» **Task directions**
Go through the entries below and write each one out exactly.

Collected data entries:
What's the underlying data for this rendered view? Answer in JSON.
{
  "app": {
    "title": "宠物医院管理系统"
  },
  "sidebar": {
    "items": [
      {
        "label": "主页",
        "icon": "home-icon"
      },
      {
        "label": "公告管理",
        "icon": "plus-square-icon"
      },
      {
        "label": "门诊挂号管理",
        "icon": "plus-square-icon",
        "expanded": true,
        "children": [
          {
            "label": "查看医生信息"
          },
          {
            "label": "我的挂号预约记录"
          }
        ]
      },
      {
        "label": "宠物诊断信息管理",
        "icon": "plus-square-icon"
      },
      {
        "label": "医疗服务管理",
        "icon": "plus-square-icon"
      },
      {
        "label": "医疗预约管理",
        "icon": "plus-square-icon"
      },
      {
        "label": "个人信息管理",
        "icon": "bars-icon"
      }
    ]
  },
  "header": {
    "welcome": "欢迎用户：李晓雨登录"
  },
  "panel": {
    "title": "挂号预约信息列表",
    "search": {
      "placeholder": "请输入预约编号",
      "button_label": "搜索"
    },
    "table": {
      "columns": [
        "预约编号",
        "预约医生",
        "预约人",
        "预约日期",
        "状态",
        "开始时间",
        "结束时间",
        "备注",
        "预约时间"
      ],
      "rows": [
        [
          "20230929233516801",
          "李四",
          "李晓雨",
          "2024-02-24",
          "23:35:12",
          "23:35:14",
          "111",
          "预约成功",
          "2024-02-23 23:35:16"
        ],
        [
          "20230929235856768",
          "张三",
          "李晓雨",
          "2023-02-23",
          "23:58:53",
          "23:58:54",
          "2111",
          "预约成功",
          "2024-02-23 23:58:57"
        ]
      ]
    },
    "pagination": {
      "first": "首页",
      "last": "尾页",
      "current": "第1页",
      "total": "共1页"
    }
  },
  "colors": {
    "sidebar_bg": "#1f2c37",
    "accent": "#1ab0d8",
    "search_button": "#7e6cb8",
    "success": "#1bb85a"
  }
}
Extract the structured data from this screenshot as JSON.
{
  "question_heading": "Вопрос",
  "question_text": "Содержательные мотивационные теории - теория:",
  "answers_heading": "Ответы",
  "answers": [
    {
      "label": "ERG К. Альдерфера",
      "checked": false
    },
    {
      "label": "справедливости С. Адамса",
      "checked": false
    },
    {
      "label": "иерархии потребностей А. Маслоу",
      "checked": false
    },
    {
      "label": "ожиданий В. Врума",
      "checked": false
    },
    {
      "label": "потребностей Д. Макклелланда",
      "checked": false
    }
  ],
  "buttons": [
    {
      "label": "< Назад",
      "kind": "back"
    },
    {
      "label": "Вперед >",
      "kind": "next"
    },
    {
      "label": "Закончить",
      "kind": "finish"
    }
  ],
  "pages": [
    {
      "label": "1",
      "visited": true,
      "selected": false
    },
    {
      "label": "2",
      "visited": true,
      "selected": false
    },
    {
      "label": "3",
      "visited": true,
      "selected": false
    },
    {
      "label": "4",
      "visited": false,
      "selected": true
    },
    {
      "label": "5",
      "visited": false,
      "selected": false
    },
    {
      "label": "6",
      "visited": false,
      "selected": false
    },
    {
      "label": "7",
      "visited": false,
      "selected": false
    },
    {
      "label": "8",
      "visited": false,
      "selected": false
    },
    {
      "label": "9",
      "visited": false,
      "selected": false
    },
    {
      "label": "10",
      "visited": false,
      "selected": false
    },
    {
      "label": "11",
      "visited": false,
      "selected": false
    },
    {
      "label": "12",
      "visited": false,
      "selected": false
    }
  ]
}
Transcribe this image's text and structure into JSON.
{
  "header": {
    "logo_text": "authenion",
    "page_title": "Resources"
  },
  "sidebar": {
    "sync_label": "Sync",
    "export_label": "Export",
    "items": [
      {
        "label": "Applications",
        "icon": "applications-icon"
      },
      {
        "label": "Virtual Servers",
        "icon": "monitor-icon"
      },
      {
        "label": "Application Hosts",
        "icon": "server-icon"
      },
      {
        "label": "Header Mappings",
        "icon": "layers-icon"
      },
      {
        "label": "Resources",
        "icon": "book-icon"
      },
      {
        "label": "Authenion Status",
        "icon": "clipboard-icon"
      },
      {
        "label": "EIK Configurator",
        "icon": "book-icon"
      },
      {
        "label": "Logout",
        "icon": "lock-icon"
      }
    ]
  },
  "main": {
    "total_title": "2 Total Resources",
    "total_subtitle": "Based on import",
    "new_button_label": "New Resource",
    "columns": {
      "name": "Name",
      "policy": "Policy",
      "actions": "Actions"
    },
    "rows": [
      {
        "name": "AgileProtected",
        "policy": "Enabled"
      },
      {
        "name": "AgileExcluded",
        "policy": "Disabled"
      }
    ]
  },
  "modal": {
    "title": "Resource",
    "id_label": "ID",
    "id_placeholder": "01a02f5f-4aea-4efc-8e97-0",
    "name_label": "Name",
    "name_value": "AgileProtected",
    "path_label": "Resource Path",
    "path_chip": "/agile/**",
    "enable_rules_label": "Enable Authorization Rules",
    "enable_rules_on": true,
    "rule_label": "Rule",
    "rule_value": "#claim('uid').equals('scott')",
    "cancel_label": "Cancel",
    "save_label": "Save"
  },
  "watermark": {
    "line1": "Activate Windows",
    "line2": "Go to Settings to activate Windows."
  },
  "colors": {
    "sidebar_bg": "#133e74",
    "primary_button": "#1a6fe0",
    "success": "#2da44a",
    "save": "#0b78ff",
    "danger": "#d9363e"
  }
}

» **Task response**
What's the underlying data for this rendered view? Answer in JSON.
{
  "app": {
    "title": "宠物医院管理系统"
  },
  "sidebar": {
    "items": [
      {
        "label": "主页",
        "icon": "home-icon"
      },
      {
        "label": "公告管理",
        "icon": "plus-square-icon"
      },
      {
        "label": "门诊挂号管理",
        "icon": "plus-square-icon",
        "expanded": true,
        "children": [
          {
            "label": "查看医生信息"
          },
          {
            "label": "我的挂号预约记录"
          }
        ]
      },
      {
        "label": "宠物诊断信息管理",
        "icon": "plus-square-icon"
      },
      {
        "label": "医疗服务管理",
        "icon": "plus-square-icon"
      },
      {
        "label": "医疗预约管理",
        "icon": "plus-square-icon"
      },
      {
        "label": "个人信息管理",
        "icon": "bars-icon"
      }
    ]
  },
  "header": {
    "welcome": "欢迎用户：李晓雨登录"
  },
  "panel": {
    "title": "挂号预约信息列表",
    "search": {
      "placeholder": "请输入预约编号",
      "button_label": "搜索"
    },
    "table": {
      "columns": [
        "预约编号",
        "预约医生",
        "预约人",
        "预约日期",
        "状态",
        "开始时间",
        "结束时间",
        "备注",
        "预约时间"
      ],
      "rows": [
        [
          "20230929233516801",
          "李四",
          "李晓雨",
          "2024-02-24",
          "23:35:12",
          "23:35:14",
          "111",
          "预约成功",
          "2024-02-23 23:35:16"
        ],
        [
          "20230929235856768",
          "张三",
          "李晓雨",
          "2023-02-23",
          "23:58:53",
          "23:58:54",
          "2111",
          "预约成功",
          "2024-02-23 23:58:57"
        ]
      ]
    },
    "pagination": {
      "first": "首页",
      "last": "尾页",
      "current": "第1页",
      "total": "共1页"
    }
  },
  "colors": {
    "sidebar_bg": "#1f2c37",
    "accent": "#1ab0d8",
    "search_button": "#7e6cb8",
    "success": "#1bb85a"
  }
}
Extract the structured data from this screenshot as JSON.
{
  "question_heading": "Вопрос",
  "question_text": "Содержательные мотивационные теории - теория:",
  "answers_heading": "Ответы",
  "answers": [
    {
      "label": "ERG К. Альдерфера",
      "checked": false
    },
    {
      "label": "справедливости С. Адамса",
      "checked": false
    },
    {
      "label": "иерархии потребностей А. Маслоу",
      "checked": false
    },
    {
      "label": "ожиданий В. Врума",
      "checked": false
    },
    {
      "label": "потребностей Д. Макклелланда",
      "checked": false
    }
  ],
  "buttons": [
    {
      "label": "< Назад",
      "kind": "back"
    },
    {
      "label": "Вперед >",
      "kind": "next"
    },
    {
      "label": "Закончить",
      "kind": "finish"
    }
  ],
  "pages": [
    {
      "label": "1",
      "visited": true,
      "selected": false
    },
    {
      "label": "2",
      "visited": true,
      "selected": false
    },
    {
      "label": "3",
      "visited": true,
      "selected": false
    },
    {
      "label": "4",
      "visited": false,
      "selected": true
    },
    {
      "label": "5",
      "visited": false,
      "selected": false
    },
    {
      "label": "6",
      "visited": false,
      "selected": false
    },
    {
      "label": "7",
      "visited": false,
      "selected": false
    },
    {
      "label": "8",
      "visited": false,
      "selected": false
    },
    {
      "label": "9",
      "visited": false,
      "selected": false
    },
    {
      "label": "10",
      "visited": false,
      "selected": false
    },
    {
      "label": "11",
      "visited": false,
      "selected": false
    },
    {
      "label": "12",
      "visited": false,
      "selected": false
    }
  ]
}
Transcribe this image's text and structure into JSON.
{
  "header": {
    "logo_text": "authenion",
    "page_title": "Resources"
  },
  "sidebar": {
    "sync_label": "Sync",
    "export_label": "Export",
    "items": [
      {
        "label": "Applications",
        "icon": "applications-icon"
      },
      {
        "label": "Virtual Servers",
        "icon": "monitor-icon"
      },
      {
        "label": "Application Hosts",
        "icon": "server-icon"
      },
      {
        "label": "Header Mappings",
        "icon": "layers-icon"
      },
      {
        "label": "Resources",
        "icon": "book-icon"
      },
      {
        "label": "Authenion Status",
        "icon": "clipboard-icon"
      },
      {
        "label": "EIK Configurator",
        "icon": "book-icon"
      },
      {
        "label": "Logout",
        "icon": "lock-icon"
      }
    ]
  },
  "main": {
    "total_title": "2 Total Resources",
    "total_subtitle": "Based on import",
    "new_button_label": "New Resource",
    "columns": {
      "name": "Name",
      "policy": "Policy",
      "actions": "Actions"
    },
    "rows": [
      {
        "name": "AgileProtected",
        "policy": "Enabled"
      },
      {
        "name": "AgileExcluded",
        "policy": "Disabled"
      }
    ]
  },
  "modal": {
    "title": "Resource",
    "id_label": "ID",
    "id_placeholder": "01a02f5f-4aea-4efc-8e97-0",
    "name_label": "Name",
    "name_value": "AgileProtected",
    "path_label": "Resource Path",
    "path_chip": "/agile/**",
    "enable_rules_label": "Enable Authorization Rules",
    "enable_rules_on": true,
    "rule_label": "Rule",
    "rule_value": "#claim('uid').equals('scott')",
    "cancel_label": "Cancel",
    "save_label": "Save"
  },
  "watermark": {
    "line1": "Activate Windows",
    "line2": "Go to Settings to activate Windows."
  },
  "colors": {
    "sidebar_bg": "#133e74",
    "primary_button": "#1a6fe0",
    "success": "#2da44a",
    "save": "#0b78ff",
    "danger": "#d9363e"
  }
}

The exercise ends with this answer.